§ THE REQUEST
Reproduce all of the listing below without alteration.

══ EXCERPTED RECORDS ══

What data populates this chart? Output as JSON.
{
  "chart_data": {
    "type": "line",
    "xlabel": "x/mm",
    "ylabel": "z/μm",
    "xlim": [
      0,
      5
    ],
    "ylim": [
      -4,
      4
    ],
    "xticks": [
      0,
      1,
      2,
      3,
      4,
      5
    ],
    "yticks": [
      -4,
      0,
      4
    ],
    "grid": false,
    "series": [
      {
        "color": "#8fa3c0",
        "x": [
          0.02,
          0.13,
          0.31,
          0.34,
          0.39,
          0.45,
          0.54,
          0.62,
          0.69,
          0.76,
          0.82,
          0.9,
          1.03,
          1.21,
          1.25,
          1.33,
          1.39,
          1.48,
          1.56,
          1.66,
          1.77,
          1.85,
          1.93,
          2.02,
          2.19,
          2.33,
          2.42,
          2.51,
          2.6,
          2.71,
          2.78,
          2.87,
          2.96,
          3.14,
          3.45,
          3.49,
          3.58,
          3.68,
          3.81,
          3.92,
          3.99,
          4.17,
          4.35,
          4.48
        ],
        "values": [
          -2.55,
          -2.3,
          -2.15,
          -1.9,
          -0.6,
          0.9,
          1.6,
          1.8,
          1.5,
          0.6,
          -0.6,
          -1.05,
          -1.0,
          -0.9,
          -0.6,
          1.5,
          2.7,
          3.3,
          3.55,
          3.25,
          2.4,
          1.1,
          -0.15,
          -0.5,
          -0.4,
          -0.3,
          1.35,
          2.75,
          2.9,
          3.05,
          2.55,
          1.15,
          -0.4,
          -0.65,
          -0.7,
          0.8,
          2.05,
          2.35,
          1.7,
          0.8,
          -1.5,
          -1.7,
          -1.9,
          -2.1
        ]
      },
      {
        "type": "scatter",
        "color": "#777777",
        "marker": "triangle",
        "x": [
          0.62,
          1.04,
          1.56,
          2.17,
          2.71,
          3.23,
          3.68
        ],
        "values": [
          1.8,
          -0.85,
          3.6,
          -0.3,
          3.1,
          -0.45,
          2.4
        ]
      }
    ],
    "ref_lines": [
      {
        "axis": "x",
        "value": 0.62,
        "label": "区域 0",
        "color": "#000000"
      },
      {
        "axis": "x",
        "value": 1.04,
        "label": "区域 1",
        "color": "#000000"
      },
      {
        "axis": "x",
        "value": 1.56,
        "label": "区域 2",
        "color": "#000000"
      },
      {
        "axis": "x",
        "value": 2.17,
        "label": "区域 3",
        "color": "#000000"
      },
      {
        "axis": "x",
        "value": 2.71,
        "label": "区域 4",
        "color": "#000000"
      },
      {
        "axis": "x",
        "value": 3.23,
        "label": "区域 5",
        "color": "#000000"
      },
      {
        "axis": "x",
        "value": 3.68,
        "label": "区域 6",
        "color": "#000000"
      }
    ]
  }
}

═══

§ TASK RESPONSE
What data populates this chart? Output as JSON.
{
  "chart_data": {
    "type": "line",
    "xlabel": "x/mm",
    "ylabel": "z/μm",
    "xlim": [
      0,
      5
    ],
    "ylim": [
      -4,
      4
    ],
    "xticks": [
      0,
      1,
      2,
      3,
      4,
      5
    ],
    "yticks": [
      -4,
      0,
      4
    ],
    "grid": false,
    "series": [
      {
        "color": "#8fa3c0",
        "x": [
          0.02,
          0.13,
          0.31,
          0.34,
          0.39,
          0.45,
          0.54,
          0.62,
          0.69,
          0.76,
          0.82,
          0.9,
          1.03,
          1.21,
          1.25,
          1.33,
          1.39,
          1.48,
          1.56,
          1.66,
          1.77,
          1.85,
          1.93,
          2.02,
          2.19,
          2.33,
          2.42,
          2.51,
          2.6,
          2.71,
          2.78,
          2.87,
          2.96,
          3.14,
          3.45,
          3.49,
          3.58,
          3.68,
          3.81,
          3.92,
          3.99,
          4.17,
          4.35,
          4.48
        ],
        "values": [
          -2.55,
          -2.3,
          -2.15,
          -1.9,
          -0.6,
          0.9,
          1.6,
          1.8,
          1.5,
          0.6,
          -0.6,
          -1.05,
          -1.0,
          -0.9,
          -0.6,
          1.5,
          2.7,
          3.3,
          3.55,
          3.25,
          2.4,
          1.1,
          -0.15,
          -0.5,
          -0.4,
          -0.3,
          1.35,
          2.75,
          2.9,
          3.05,
          2.55,
          1.15,
          -0.4,
          -0.65,
          -0.7,
          0.8,
          2.05,
          2.35,
          1.7,
          0.8,
          -1.5,
          -1.7,
          -1.9,
          -2.1
        ]
      },
      {
        "type": "scatter",
        "color": "#777777",
        "marker": "triangle",
        "x": [
          0.62,
          1.04,
          1.56,
          2.17,
          2.71,
          3.23,
          3.68
        ],
        "values": [
          1.8,
          -0.85,
          3.6,
          -0.3,
          3.1,
          -0.45,
          2.4
        ]
      }
    ],
    "ref_lines": [
      {
        "axis": "x",
        "value": 0.62,
        "label": "区域 0",
        "color": "#000000"
      },
      {
        "axis": "x",
        "value": 1.04,
        "label": "区域 1",
        "color": "#000000"
      },
      {
        "axis": "x",
        "value": 1.56,
        "label": "区域 2",
        "color": "#000000"
      },
      {
        "axis": "x",
        "value": 2.17,
        "label": "区域 3",
        "color": "#000000"
      },
      {
        "axis": "x",
        "value": 2.71,
        "label": "区域 4",
        "color": "#000000"
      },
      {
        "axis": "x",
        "value": 3.23,
        "label": "区域 5",
        "color": "#000000"
      },
      {
        "axis": "x",
        "value": 3.68,
        "label": "区域 6",
        "color": "#000000"
      }
    ]
  }
}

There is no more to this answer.